Can all of these lines be returned exactly?
──────────
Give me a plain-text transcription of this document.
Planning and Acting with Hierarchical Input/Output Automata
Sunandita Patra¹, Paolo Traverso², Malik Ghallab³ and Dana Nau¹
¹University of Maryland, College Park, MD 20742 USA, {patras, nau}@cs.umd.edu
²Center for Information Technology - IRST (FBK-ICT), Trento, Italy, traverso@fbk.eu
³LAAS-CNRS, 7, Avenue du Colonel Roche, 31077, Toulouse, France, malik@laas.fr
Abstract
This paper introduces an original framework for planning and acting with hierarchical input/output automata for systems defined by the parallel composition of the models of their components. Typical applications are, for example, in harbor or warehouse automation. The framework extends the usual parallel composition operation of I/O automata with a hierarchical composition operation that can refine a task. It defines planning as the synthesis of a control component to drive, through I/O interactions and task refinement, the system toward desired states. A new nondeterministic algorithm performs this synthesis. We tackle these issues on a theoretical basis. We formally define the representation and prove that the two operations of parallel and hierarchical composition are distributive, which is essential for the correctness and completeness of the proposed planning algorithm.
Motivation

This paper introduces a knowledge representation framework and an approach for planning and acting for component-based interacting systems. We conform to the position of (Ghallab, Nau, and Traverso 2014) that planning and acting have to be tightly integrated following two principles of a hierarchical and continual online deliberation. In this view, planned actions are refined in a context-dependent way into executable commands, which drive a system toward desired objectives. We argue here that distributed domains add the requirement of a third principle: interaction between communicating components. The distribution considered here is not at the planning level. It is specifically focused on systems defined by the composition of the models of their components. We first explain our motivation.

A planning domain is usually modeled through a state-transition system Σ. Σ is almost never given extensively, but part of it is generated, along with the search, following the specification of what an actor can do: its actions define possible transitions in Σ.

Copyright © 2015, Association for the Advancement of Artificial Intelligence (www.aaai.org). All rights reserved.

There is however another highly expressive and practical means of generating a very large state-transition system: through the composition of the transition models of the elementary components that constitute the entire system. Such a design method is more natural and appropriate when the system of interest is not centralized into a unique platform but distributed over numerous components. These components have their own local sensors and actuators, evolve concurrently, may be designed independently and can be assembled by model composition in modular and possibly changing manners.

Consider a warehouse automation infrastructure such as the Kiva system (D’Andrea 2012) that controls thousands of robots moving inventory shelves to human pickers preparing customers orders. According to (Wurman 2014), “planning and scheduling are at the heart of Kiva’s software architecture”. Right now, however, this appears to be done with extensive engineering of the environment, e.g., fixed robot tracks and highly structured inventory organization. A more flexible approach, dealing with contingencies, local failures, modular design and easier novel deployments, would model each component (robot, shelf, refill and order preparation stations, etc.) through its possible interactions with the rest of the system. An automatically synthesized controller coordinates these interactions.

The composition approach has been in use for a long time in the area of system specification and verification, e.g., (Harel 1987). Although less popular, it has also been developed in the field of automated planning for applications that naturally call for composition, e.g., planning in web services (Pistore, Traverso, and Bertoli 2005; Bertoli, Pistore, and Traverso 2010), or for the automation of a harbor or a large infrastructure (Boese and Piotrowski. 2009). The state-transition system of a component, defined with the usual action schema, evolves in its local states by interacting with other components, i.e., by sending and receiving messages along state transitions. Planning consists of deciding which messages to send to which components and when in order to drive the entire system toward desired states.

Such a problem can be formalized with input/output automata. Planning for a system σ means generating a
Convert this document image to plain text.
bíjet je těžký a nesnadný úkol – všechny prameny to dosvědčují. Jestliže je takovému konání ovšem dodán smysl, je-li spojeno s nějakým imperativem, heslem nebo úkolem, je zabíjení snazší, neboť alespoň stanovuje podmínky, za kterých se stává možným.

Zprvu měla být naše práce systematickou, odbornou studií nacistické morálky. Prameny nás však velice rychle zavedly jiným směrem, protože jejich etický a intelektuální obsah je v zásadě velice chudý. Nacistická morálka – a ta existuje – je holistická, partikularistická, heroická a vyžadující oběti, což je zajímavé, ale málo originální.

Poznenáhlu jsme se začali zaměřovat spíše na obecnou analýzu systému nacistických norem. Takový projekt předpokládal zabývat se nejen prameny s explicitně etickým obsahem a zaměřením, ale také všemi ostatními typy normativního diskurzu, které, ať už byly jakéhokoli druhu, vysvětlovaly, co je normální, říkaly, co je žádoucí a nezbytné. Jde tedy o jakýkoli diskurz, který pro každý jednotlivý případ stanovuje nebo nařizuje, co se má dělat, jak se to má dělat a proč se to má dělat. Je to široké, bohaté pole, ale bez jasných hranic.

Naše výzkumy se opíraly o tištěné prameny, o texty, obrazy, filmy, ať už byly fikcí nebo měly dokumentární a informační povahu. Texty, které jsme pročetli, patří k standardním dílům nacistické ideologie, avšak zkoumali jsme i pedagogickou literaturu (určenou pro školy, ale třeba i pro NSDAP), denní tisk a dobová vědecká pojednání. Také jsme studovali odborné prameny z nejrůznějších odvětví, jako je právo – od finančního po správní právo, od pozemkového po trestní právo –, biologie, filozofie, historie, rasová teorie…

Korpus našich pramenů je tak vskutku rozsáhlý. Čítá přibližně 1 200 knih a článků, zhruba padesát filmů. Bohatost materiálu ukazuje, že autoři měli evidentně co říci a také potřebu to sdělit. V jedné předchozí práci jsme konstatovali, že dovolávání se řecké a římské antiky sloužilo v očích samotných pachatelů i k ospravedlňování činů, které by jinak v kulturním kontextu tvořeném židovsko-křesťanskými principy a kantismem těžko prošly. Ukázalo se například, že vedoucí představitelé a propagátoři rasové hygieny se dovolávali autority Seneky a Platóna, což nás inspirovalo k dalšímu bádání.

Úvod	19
──────────
● Written response
Give me a plain-text transcription of this document.
Planning and Acting with Hierarchical Input/Output Automata
Sunandita Patra¹, Paolo Traverso², Malik Ghallab³ and Dana Nau¹
¹University of Maryland, College Park, MD 20742 USA, {patras, nau}@cs.umd.edu
²Center for Information Technology - IRST (FBK-ICT), Trento, Italy, traverso@fbk.eu
³LAAS-CNRS, 7, Avenue du Colonel Roche, 31077, Toulouse, France, malik@laas.fr
Abstract
This paper introduces an original framework for planning and acting with hierarchical input/output automata for systems defined by the parallel composition of the models of their components. Typical applications are, for example, in harbor or warehouse automation. The framework extends the usual parallel composition operation of I/O automata with a hierarchical composition operation that can refine a task. It defines planning as the synthesis of a control component to drive, through I/O interactions and task refinement, the system toward desired states. A new nondeterministic algorithm performs this synthesis. We tackle these issues on a theoretical basis. We formally define the representation and prove that the two operations of parallel and hierarchical composition are distributive, which is essential for the correctness and completeness of the proposed planning algorithm.
Motivation

This paper introduces a knowledge representation framework and an approach for planning and acting for component-based interacting systems. We conform to the position of (Ghallab, Nau, and Traverso 2014) that planning and acting have to be tightly integrated following two principles of a hierarchical and continual online deliberation. In this view, planned actions are refined in a context-dependent way into executable commands, which drive a system toward desired objectives. We argue here that distributed domains add the requirement of a third principle: interaction between communicating components. The distribution considered here is not at the planning level. It is specifically focused on systems defined by the composition of the models of their components. We first explain our motivation.

A planning domain is usually modeled through a state-transition system Σ. Σ is almost never given extensively, but part of it is generated, along with the search, following the specification of what an actor can do: its actions define possible transitions in Σ.

Copyright © 2015, Association for the Advancement of Artificial Intelligence (www.aaai.org). All rights reserved.

There is however another highly expressive and practical means of generating a very large state-transition system: through the composition of the transition models of the elementary components that constitute the entire system. Such a design method is more natural and appropriate when the system of interest is not centralized into a unique platform but distributed over numerous components. These components have their own local sensors and actuators, evolve concurrently, may be designed independently and can be assembled by model composition in modular and possibly changing manners.

Consider a warehouse automation infrastructure such as the Kiva system (D’Andrea 2012) that controls thousands of robots moving inventory shelves to human pickers preparing customers orders. According to (Wurman 2014), “planning and scheduling are at the heart of Kiva’s software architecture”. Right now, however, this appears to be done with extensive engineering of the environment, e.g., fixed robot tracks and highly structured inventory organization. A more flexible approach, dealing with contingencies, local failures, modular design and easier novel deployments, would model each component (robot, shelf, refill and order preparation stations, etc.) through its possible interactions with the rest of the system. An automatically synthesized controller coordinates these interactions.

The composition approach has been in use for a long time in the area of system specification and verification, e.g., (Harel 1987). Although less popular, it has also been developed in the field of automated planning for applications that naturally call for composition, e.g., planning in web services (Pistore, Traverso, and Bertoli 2005; Bertoli, Pistore, and Traverso 2010), or for the automation of a harbor or a large infrastructure (Boese and Piotrowski. 2009). The state-transition system of a component, defined with the usual action schema, evolves in its local states by interacting with other components, i.e., by sending and receiving messages along state transitions. Planning consists of deciding which messages to send to which components and when in order to drive the entire system toward desired states.

Such a problem can be formalized with input/output automata. Planning for a system σ means generating a
Convert this document image to plain text.
bíjet je těžký a nesnadný úkol – všechny prameny to dosvědčují. Jestliže je takovému konání ovšem dodán smysl, je-li spojeno s nějakým imperativem, heslem nebo úkolem, je zabíjení snazší, neboť alespoň stanovuje podmínky, za kterých se stává možným.

Zprvu měla být naše práce systematickou, odbornou studií nacistické morálky. Prameny nás však velice rychle zavedly jiným směrem, protože jejich etický a intelektuální obsah je v zásadě velice chudý. Nacistická morálka – a ta existuje – je holistická, partikularistická, heroická a vyžadující oběti, což je zajímavé, ale málo originální.

Poznenáhlu jsme se začali zaměřovat spíše na obecnou analýzu systému nacistických norem. Takový projekt předpokládal zabývat se nejen prameny s explicitně etickým obsahem a zaměřením, ale také všemi ostatními typy normativního diskurzu, které, ať už byly jakéhokoli druhu, vysvětlovaly, co je normální, říkaly, co je žádoucí a nezbytné. Jde tedy o jakýkoli diskurz, který pro každý jednotlivý případ stanovuje nebo nařizuje, co se má dělat, jak se to má dělat a proč se to má dělat. Je to široké, bohaté pole, ale bez jasných hranic.

Naše výzkumy se opíraly o tištěné prameny, o texty, obrazy, filmy, ať už byly fikcí nebo měly dokumentární a informační povahu. Texty, které jsme pročetli, patří k standardním dílům nacistické ideologie, avšak zkoumali jsme i pedagogickou literaturu (určenou pro školy, ale třeba i pro NSDAP), denní tisk a dobová vědecká pojednání. Také jsme studovali odborné prameny z nejrůznějších odvětví, jako je právo – od finančního po správní právo, od pozemkového po trestní právo –, biologie, filozofie, historie, rasová teorie…

Korpus našich pramenů je tak vskutku rozsáhlý. Čítá přibližně 1 200 knih a článků, zhruba padesát filmů. Bohatost materiálu ukazuje, že autoři měli evidentně co říci a také potřebu to sdělit. V jedné předchozí práci jsme konstatovali, že dovolávání se řecké a římské antiky sloužilo v očích samotných pachatelů i k ospravedlňování činů, které by jinak v kulturním kontextu tvořeném židovsko-křesťanskými principy a kantismem těžko prošly. Ukázalo se například, že vedoucí představitelé a propagátoři rasové hygieny se dovolávali autority Seneky a Platóna, což nás inspirovalo k dalšímu bádání.

Úvod	19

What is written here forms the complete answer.